[Stored data entries]
▼

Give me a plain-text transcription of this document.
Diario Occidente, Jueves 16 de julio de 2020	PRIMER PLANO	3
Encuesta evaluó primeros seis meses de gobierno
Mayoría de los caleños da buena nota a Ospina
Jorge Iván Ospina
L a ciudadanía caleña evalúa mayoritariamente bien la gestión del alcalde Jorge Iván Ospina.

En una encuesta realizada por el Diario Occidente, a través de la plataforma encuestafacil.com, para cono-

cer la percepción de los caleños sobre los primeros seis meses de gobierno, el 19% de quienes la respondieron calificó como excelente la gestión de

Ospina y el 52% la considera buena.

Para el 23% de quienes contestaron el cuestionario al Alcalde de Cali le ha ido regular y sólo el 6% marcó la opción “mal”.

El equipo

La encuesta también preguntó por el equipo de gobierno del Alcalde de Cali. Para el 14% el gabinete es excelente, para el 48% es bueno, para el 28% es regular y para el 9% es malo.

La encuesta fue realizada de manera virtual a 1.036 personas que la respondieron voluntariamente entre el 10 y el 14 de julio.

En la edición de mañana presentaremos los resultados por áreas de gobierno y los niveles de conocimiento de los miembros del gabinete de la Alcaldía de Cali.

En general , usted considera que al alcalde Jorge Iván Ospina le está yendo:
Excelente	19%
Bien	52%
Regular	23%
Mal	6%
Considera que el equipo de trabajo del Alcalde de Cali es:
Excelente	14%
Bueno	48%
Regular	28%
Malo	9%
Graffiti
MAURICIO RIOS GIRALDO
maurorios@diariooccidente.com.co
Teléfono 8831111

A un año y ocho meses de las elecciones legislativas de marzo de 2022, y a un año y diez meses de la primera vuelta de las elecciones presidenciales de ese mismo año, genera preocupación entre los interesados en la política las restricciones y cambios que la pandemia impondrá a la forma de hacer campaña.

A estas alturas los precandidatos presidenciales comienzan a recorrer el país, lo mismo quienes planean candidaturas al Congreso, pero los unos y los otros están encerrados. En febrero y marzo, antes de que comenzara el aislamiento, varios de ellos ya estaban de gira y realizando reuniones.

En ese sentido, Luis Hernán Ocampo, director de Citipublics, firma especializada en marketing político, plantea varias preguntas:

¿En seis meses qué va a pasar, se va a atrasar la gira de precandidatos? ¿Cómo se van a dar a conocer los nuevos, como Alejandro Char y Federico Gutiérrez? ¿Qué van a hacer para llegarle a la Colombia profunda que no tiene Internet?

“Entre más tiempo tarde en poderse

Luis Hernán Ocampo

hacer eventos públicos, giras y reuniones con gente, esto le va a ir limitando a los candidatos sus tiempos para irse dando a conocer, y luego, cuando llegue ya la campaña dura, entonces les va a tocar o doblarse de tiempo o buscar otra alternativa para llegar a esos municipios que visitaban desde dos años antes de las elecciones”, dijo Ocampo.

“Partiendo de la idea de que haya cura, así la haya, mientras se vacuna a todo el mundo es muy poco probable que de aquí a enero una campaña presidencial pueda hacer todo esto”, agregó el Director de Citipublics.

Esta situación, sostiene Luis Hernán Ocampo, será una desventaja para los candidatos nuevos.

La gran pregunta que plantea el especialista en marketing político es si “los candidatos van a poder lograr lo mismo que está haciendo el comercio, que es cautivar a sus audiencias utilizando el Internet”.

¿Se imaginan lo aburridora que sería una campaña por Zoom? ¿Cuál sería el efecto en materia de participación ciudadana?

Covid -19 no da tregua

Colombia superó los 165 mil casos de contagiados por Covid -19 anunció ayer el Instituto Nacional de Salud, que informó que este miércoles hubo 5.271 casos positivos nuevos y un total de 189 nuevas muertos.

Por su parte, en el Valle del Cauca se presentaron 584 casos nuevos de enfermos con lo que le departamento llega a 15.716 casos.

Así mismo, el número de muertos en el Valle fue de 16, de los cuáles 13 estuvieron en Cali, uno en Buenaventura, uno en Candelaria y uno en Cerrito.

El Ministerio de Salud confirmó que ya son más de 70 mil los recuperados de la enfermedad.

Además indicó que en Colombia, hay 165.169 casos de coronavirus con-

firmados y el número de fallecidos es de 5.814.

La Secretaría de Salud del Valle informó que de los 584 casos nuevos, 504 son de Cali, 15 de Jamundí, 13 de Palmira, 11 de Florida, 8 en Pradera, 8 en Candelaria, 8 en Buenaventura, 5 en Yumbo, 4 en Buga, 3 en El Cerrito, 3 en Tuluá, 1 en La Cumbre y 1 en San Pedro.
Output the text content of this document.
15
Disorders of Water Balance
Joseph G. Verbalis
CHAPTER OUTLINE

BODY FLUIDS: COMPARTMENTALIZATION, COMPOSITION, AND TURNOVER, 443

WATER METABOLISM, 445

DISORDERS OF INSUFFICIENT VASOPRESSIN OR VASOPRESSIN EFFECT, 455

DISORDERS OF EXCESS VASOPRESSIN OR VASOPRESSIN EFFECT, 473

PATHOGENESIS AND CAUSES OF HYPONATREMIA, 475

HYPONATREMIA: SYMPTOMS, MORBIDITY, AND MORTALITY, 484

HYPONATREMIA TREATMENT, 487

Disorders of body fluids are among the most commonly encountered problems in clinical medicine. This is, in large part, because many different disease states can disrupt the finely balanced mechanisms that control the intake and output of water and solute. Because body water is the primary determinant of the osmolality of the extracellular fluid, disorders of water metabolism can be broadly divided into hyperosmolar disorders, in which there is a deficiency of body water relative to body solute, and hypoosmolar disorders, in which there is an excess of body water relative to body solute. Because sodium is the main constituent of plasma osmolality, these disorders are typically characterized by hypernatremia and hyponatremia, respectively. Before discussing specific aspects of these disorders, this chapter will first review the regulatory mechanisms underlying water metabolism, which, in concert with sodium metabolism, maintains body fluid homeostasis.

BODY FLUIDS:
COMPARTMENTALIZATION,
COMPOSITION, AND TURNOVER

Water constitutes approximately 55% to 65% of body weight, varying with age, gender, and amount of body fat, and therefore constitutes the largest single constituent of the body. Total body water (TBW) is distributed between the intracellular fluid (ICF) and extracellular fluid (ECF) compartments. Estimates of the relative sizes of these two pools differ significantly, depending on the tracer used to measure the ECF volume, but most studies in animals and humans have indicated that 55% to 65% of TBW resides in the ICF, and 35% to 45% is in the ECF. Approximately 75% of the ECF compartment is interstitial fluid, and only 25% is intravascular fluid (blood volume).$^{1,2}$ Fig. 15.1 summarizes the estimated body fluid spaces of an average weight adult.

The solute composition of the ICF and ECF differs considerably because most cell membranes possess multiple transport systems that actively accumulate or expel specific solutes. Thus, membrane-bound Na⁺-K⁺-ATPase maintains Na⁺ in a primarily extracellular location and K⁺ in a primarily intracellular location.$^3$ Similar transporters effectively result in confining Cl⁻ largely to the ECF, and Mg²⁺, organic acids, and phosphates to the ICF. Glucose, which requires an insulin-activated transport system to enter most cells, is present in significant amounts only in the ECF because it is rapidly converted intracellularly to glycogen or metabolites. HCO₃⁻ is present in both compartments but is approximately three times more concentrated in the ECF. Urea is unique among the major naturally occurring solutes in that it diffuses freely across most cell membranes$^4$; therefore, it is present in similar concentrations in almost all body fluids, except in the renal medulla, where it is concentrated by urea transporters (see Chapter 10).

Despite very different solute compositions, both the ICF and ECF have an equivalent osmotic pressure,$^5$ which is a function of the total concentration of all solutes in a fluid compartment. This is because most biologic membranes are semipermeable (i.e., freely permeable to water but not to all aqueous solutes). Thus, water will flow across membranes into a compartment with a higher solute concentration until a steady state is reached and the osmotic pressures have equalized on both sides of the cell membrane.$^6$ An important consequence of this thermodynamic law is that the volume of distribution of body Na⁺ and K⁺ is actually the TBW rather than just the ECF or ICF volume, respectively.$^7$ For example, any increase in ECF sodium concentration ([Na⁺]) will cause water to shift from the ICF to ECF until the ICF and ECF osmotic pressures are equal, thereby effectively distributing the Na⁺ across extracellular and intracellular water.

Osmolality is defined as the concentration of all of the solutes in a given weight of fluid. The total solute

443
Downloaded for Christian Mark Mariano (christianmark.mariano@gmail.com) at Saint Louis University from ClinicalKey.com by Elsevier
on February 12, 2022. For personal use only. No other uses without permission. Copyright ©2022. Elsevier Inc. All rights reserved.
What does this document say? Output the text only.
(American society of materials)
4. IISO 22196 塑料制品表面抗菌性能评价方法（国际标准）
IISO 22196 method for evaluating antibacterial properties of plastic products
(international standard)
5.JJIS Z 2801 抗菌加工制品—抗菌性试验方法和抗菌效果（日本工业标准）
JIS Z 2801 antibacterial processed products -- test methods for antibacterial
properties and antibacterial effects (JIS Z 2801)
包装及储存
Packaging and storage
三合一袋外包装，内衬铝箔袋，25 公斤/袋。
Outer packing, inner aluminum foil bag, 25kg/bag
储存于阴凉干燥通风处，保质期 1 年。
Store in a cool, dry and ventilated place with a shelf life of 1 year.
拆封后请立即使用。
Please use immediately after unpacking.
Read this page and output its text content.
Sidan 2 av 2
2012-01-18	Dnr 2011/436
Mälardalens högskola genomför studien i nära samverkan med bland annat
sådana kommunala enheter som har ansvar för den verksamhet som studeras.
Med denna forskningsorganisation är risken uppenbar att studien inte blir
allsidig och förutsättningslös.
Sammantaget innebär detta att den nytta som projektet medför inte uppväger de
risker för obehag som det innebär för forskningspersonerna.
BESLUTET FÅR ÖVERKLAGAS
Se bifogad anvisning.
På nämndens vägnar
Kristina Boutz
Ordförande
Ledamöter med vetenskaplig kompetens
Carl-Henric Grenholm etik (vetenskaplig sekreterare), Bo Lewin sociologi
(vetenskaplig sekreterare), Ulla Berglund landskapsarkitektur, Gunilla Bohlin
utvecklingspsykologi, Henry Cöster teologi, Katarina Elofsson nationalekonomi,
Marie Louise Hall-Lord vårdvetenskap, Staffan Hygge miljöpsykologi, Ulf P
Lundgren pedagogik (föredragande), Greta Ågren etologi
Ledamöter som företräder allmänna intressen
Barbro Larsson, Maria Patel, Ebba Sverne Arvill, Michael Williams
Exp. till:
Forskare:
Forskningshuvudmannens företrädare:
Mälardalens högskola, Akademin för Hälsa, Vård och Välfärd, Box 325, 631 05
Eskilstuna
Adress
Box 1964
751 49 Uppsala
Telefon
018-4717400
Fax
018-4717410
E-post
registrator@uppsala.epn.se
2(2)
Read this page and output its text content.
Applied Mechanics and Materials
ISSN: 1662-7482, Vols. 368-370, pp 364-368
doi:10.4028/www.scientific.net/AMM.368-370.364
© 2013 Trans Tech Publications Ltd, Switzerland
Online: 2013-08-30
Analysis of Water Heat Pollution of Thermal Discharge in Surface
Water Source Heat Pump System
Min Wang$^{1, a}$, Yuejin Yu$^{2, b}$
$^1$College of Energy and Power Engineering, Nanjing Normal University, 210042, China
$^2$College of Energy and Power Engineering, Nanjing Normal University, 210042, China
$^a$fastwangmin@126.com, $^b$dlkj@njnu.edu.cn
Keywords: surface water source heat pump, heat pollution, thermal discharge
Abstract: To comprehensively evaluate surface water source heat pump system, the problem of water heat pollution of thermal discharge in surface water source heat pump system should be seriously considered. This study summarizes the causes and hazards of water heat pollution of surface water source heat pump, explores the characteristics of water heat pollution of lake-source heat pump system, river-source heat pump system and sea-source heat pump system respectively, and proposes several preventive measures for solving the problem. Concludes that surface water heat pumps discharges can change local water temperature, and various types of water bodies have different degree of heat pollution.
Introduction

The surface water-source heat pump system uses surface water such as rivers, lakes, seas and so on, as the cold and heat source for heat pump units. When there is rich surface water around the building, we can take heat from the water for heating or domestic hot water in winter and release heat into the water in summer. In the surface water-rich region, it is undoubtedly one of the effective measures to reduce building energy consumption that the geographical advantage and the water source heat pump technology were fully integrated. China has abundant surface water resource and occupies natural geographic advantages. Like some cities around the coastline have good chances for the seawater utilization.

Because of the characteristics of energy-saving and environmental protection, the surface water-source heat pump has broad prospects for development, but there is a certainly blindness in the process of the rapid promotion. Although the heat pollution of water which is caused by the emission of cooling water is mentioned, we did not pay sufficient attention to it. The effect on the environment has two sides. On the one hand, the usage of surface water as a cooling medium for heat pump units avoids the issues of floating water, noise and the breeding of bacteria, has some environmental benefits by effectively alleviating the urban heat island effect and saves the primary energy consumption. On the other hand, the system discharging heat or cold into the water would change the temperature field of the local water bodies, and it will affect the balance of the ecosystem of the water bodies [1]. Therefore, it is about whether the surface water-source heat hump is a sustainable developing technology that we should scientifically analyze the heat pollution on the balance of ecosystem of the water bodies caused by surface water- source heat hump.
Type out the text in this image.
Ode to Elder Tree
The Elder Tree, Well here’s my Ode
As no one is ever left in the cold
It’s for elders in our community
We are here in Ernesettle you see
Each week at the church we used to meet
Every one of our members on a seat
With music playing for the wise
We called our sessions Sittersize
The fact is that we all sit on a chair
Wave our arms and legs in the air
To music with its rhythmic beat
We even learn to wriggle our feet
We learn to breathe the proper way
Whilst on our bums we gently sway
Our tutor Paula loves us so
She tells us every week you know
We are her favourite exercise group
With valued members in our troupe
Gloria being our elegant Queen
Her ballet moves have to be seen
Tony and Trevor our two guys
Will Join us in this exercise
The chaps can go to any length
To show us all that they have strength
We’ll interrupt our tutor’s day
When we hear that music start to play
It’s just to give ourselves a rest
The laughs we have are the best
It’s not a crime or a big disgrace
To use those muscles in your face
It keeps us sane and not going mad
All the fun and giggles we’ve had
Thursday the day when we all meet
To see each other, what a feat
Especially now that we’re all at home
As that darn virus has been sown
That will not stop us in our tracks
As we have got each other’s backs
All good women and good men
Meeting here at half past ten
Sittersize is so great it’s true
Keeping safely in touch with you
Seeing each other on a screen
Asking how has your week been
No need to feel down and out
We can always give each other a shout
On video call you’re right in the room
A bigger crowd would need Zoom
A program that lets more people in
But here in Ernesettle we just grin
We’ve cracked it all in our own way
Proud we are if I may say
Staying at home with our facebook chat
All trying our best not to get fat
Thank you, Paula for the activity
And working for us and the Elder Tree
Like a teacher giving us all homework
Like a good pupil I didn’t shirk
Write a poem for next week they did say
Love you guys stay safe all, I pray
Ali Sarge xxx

▲

Among the entries above, count the lines that contain the word "högskola" and give the number by itself.

2